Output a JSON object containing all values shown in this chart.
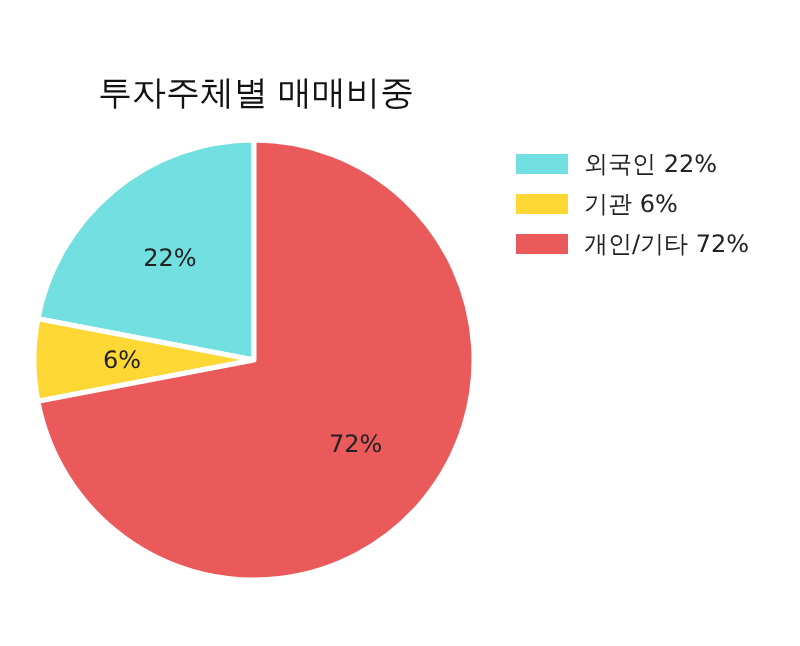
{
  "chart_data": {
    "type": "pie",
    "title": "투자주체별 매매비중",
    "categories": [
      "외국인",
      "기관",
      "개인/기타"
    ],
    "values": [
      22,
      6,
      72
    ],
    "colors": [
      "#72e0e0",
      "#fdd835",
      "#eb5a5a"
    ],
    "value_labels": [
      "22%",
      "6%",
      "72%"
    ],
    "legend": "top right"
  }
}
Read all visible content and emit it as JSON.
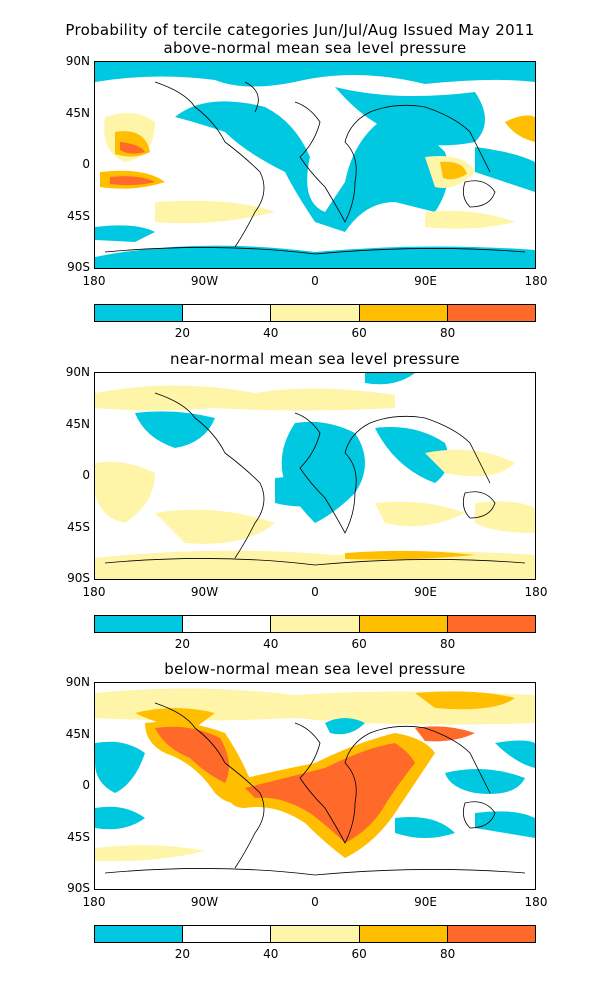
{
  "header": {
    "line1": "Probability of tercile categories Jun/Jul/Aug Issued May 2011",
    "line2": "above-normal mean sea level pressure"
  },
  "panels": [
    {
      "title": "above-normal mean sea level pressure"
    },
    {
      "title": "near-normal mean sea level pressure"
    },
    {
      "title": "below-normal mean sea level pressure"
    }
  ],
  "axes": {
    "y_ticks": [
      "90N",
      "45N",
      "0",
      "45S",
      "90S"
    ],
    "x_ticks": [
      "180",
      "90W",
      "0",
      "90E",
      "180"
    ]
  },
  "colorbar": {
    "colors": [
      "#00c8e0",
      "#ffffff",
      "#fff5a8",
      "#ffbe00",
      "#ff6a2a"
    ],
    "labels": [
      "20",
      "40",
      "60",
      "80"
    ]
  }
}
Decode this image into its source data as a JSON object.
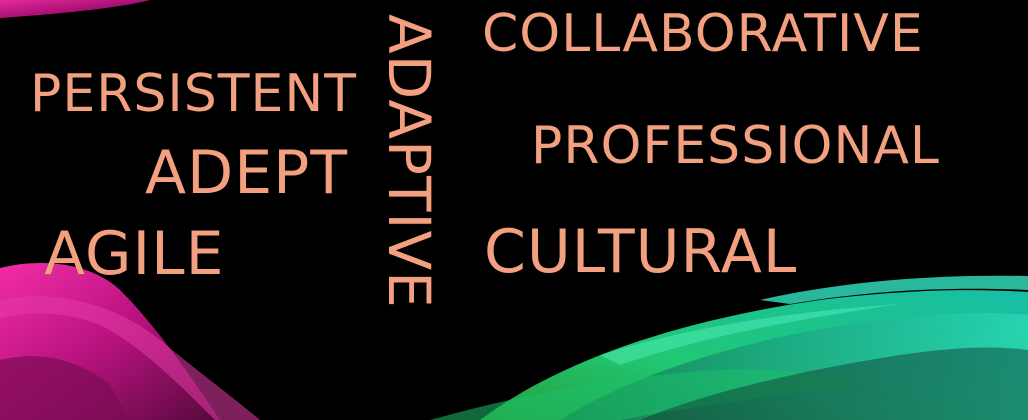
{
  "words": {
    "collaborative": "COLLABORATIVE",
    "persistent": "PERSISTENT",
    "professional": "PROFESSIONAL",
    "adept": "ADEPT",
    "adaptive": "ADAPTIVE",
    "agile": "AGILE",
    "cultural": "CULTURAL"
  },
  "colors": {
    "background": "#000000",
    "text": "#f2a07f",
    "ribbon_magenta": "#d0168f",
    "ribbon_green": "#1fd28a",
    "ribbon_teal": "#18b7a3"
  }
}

§

▶ Goal:
Report the number of lines in the entries above that include the string "categories". Give nothing but the number.

▶ Finished answer:
2